The task: Exact reproduction is required for all entries.

Material for the task:
____

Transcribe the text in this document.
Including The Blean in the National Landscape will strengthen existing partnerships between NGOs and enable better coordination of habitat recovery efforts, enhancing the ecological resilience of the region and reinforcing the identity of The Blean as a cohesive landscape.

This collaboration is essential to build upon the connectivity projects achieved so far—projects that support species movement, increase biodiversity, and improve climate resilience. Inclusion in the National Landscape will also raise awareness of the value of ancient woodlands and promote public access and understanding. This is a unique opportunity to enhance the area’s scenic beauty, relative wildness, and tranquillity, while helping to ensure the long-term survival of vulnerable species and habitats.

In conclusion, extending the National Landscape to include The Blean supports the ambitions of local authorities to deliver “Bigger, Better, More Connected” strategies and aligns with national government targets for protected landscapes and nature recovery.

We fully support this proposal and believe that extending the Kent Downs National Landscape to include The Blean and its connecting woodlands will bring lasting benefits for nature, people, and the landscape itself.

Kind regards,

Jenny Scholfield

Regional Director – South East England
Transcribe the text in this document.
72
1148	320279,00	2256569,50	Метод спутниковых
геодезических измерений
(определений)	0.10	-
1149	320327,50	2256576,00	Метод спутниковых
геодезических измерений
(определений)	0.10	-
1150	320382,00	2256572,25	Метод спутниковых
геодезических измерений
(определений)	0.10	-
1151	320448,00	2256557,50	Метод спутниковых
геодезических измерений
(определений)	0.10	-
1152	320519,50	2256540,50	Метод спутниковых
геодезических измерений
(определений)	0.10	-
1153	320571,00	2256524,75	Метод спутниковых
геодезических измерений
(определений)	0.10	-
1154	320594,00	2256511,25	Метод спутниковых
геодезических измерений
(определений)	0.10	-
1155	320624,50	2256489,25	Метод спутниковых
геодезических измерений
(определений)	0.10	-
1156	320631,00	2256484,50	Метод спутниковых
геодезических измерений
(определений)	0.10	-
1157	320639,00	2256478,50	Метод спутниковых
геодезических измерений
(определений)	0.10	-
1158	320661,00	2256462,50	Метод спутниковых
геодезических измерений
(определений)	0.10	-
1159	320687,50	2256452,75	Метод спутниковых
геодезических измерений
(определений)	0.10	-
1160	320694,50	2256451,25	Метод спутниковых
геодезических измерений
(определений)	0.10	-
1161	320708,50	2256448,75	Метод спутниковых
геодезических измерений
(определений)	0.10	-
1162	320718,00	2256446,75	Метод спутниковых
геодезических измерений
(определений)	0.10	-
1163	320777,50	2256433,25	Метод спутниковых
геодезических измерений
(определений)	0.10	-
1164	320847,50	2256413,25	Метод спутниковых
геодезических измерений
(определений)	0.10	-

____

Correct output:
Transcribe the text in this document.
Including The Blean in the National Landscape will strengthen existing partnerships between NGOs and enable better coordination of habitat recovery efforts, enhancing the ecological resilience of the region and reinforcing the identity of The Blean as a cohesive landscape.

This collaboration is essential to build upon the connectivity projects achieved so far—projects that support species movement, increase biodiversity, and improve climate resilience. Inclusion in the National Landscape will also raise awareness of the value of ancient woodlands and promote public access and understanding. This is a unique opportunity to enhance the area’s scenic beauty, relative wildness, and tranquillity, while helping to ensure the long-term survival of vulnerable species and habitats.

In conclusion, extending the National Landscape to include The Blean supports the ambitions of local authorities to deliver “Bigger, Better, More Connected” strategies and aligns with national government targets for protected landscapes and nature recovery.

We fully support this proposal and believe that extending the Kent Downs National Landscape to include The Blean and its connecting woodlands will bring lasting benefits for nature, people, and the landscape itself.

Kind regards,

Jenny Scholfield

Regional Director – South East England
Transcribe the text in this document.
72
1148	320279,00	2256569,50	Метод спутниковых
геодезических измерений
(определений)	0.10	-
1149	320327,50	2256576,00	Метод спутниковых
геодезических измерений
(определений)	0.10	-
1150	320382,00	2256572,25	Метод спутниковых
геодезических измерений
(определений)	0.10	-
1151	320448,00	2256557,50	Метод спутниковых
геодезических измерений
(определений)	0.10	-
1152	320519,50	2256540,50	Метод спутниковых
геодезических измерений
(определений)	0.10	-
1153	320571,00	2256524,75	Метод спутниковых
геодезических измерений
(определений)	0.10	-
1154	320594,00	2256511,25	Метод спутниковых
геодезических измерений
(определений)	0.10	-
1155	320624,50	2256489,25	Метод спутниковых
геодезических измерений
(определений)	0.10	-
1156	320631,00	2256484,50	Метод спутниковых
геодезических измерений
(определений)	0.10	-
1157	320639,00	2256478,50	Метод спутниковых
геодезических измерений
(определений)	0.10	-
1158	320661,00	2256462,50	Метод спутниковых
геодезических измерений
(определений)	0.10	-
1159	320687,50	2256452,75	Метод спутниковых
геодезических измерений
(определений)	0.10	-
1160	320694,50	2256451,25	Метод спутниковых
геодезических измерений
(определений)	0.10	-
1161	320708,50	2256448,75	Метод спутниковых
геодезических измерений
(определений)	0.10	-
1162	320718,00	2256446,75	Метод спутниковых
геодезических измерений
(определений)	0.10	-
1163	320777,50	2256433,25	Метод спутниковых
геодезических измерений
(определений)	0.10	-
1164	320847,50	2256413,25	Метод спутниковых
геодезических измерений
(определений)	0.10	-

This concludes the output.